*Data to process*.

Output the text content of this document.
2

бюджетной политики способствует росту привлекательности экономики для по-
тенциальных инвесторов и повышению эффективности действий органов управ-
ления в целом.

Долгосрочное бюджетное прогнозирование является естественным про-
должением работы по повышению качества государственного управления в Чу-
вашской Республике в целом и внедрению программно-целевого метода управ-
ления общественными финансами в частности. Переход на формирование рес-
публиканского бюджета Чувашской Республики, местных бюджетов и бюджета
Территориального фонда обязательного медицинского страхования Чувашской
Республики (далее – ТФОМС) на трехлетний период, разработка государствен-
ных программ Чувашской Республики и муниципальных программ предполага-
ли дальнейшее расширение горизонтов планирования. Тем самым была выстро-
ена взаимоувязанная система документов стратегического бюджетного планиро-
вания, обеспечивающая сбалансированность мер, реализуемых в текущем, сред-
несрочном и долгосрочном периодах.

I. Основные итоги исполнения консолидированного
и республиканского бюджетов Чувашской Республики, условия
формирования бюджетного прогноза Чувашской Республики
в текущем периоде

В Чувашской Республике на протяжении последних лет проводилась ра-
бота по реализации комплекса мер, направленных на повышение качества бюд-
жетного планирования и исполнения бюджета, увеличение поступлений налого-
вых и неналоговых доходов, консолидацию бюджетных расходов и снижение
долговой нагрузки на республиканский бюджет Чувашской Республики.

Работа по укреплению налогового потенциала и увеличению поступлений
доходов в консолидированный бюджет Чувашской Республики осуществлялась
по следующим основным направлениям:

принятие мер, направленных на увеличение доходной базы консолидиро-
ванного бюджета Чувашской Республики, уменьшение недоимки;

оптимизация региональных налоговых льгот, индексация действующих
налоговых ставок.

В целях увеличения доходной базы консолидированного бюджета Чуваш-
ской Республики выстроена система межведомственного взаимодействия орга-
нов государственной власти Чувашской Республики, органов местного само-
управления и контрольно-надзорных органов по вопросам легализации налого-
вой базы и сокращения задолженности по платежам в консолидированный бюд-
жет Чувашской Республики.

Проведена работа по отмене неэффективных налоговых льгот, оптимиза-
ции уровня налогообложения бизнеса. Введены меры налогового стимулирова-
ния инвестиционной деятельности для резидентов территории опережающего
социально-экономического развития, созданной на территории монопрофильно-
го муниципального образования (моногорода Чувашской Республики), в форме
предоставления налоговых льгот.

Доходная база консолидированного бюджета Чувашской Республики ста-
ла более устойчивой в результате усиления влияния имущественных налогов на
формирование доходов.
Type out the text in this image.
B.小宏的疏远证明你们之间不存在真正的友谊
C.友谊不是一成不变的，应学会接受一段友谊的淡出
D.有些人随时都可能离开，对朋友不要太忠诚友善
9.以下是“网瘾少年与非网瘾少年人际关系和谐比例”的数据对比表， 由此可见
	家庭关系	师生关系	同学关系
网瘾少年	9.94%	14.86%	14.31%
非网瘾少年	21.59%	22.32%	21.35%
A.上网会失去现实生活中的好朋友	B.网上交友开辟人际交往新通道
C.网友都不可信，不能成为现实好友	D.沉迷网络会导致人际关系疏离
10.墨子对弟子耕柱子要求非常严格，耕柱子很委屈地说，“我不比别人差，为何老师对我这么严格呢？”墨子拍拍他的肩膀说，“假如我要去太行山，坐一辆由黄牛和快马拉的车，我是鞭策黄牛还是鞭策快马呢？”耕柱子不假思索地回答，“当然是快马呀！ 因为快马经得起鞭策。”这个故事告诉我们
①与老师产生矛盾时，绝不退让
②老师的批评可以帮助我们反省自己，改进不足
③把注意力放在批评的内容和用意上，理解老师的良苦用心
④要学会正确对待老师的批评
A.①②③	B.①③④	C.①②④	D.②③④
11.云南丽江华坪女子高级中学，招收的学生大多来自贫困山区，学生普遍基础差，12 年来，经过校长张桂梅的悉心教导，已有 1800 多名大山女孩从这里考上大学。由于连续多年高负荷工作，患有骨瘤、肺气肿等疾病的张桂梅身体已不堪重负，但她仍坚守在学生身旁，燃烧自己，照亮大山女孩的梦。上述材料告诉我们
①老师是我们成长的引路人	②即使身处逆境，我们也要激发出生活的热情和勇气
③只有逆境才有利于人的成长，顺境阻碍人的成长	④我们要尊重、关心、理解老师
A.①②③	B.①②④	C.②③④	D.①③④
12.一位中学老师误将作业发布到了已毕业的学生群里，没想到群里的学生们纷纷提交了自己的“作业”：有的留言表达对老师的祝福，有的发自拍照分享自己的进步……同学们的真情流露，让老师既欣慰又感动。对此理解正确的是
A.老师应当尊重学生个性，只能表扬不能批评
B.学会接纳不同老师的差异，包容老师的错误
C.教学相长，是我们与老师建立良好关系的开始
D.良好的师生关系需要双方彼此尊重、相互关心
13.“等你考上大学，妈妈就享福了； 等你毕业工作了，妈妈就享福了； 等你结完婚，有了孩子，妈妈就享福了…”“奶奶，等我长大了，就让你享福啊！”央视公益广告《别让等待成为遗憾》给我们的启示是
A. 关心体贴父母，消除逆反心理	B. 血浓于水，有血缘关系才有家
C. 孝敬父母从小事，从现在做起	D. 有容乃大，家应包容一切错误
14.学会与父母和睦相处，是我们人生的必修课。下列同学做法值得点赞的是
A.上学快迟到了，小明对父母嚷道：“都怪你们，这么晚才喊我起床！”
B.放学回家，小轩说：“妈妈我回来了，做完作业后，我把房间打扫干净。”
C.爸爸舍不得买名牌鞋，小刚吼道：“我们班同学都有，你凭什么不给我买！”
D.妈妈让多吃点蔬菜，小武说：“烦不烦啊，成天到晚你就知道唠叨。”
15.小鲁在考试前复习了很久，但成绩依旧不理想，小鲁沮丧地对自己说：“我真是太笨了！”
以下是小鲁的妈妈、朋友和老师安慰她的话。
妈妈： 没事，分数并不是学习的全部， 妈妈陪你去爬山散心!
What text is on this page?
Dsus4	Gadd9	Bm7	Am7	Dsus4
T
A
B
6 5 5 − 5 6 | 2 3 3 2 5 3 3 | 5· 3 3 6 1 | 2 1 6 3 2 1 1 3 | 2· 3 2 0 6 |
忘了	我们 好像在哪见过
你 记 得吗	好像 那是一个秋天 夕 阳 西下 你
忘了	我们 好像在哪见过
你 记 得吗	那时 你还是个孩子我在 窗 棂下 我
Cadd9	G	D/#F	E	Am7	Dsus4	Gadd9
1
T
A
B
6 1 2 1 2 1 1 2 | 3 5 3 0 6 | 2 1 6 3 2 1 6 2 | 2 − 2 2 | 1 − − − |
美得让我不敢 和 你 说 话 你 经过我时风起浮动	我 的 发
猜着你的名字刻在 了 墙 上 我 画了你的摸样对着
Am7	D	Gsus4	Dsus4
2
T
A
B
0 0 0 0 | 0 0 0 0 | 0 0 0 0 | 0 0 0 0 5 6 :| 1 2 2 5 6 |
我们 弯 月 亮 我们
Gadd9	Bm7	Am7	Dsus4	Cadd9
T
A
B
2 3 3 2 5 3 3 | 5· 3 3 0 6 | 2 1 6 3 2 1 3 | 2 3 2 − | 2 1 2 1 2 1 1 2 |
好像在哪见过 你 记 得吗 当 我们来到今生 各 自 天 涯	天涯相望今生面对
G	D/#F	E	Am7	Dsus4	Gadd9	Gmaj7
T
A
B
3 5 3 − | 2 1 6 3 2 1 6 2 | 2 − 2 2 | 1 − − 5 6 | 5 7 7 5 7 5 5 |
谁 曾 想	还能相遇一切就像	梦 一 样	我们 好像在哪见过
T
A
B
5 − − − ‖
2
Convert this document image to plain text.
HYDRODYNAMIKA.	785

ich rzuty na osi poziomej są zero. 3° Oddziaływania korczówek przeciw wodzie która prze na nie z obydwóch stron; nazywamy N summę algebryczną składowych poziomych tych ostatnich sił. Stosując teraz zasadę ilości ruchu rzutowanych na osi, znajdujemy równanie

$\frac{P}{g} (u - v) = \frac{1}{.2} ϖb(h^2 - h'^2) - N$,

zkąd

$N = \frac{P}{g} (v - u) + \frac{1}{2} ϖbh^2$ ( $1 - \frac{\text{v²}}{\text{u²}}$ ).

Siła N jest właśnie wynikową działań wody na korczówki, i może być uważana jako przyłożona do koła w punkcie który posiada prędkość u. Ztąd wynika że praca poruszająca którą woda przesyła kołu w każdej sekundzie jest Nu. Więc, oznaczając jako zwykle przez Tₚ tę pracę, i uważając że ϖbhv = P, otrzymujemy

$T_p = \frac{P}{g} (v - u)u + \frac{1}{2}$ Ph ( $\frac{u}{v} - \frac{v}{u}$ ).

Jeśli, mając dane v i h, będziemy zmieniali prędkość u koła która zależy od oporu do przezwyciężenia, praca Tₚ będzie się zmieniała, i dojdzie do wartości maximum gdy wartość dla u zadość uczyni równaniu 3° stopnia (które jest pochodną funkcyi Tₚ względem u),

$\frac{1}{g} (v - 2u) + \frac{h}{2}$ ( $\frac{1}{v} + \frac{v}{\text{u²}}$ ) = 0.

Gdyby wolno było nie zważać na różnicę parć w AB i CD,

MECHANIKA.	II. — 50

*Description of the task*.
Keep only the lines from the one containing "What text is on this page?" to the end of the entries, and repeat them exactly.

*Solution for this exercise*.
What text is on this page?
Dsus4	Gadd9	Bm7	Am7	Dsus4
T
A
B
6 5 5 − 5 6 | 2 3 3 2 5 3 3 | 5· 3 3 6 1 | 2 1 6 3 2 1 1 3 | 2· 3 2 0 6 |
忘了	我们 好像在哪见过
你 记 得吗	好像 那是一个秋天 夕 阳 西下 你
忘了	我们 好像在哪见过
你 记 得吗	那时 你还是个孩子我在 窗 棂下 我
Cadd9	G	D/#F	E	Am7	Dsus4	Gadd9
1
T
A
B
6 1 2 1 2 1 1 2 | 3 5 3 0 6 | 2 1 6 3 2 1 6 2 | 2 − 2 2 | 1 − − − |
美得让我不敢 和 你 说 话 你 经过我时风起浮动	我 的 发
猜着你的名字刻在 了 墙 上 我 画了你的摸样对着
Am7	D	Gsus4	Dsus4
2
T
A
B
0 0 0 0 | 0 0 0 0 | 0 0 0 0 | 0 0 0 0 5 6 :| 1 2 2 5 6 |
我们 弯 月 亮 我们
Gadd9	Bm7	Am7	Dsus4	Cadd9
T
A
B
2 3 3 2 5 3 3 | 5· 3 3 0 6 | 2 1 6 3 2 1 3 | 2 3 2 − | 2 1 2 1 2 1 1 2 |
好像在哪见过 你 记 得吗 当 我们来到今生 各 自 天 涯	天涯相望今生面对
G	D/#F	E	Am7	Dsus4	Gadd9	Gmaj7
T
A
B
3 5 3 − | 2 1 6 3 2 1 6 2 | 2 − 2 2 | 1 − − 5 6 | 5 7 7 5 7 5 5 |
谁 曾 想	还能相遇一切就像	梦 一 样	我们 好像在哪见过
T
A
B
5 − − − ‖
2
Convert this document image to plain text.
HYDRODYNAMIKA.	785

ich rzuty na osi poziomej są zero. 3° Oddziaływania korczówek przeciw wodzie która prze na nie z obydwóch stron; nazywamy N summę algebryczną składowych poziomych tych ostatnich sił. Stosując teraz zasadę ilości ruchu rzutowanych na osi, znajdujemy równanie

$\frac{P}{g} (u - v) = \frac{1}{.2} ϖb(h^2 - h'^2) - N$,

zkąd

$N = \frac{P}{g} (v - u) + \frac{1}{2} ϖbh^2$ ( $1 - \frac{\text{v²}}{\text{u²}}$ ).

Siła N jest właśnie wynikową działań wody na korczówki, i może być uważana jako przyłożona do koła w punkcie który posiada prędkość u. Ztąd wynika że praca poruszająca którą woda przesyła kołu w każdej sekundzie jest Nu. Więc, oznaczając jako zwykle przez Tₚ tę pracę, i uważając że ϖbhv = P, otrzymujemy

$T_p = \frac{P}{g} (v - u)u + \frac{1}{2}$ Ph ( $\frac{u}{v} - \frac{v}{u}$ ).

Jeśli, mając dane v i h, będziemy zmieniali prędkość u koła która zależy od oporu do przezwyciężenia, praca Tₚ będzie się zmieniała, i dojdzie do wartości maximum gdy wartość dla u zadość uczyni równaniu 3° stopnia (które jest pochodną funkcyi Tₚ względem u),

$\frac{1}{g} (v - 2u) + \frac{h}{2}$ ( $\frac{1}{v} + \frac{v}{\text{u²}}$ ) = 0.

Gdyby wolno było nie zważać na różnicę parć w AB i CD,

MECHANIKA.	II. — 50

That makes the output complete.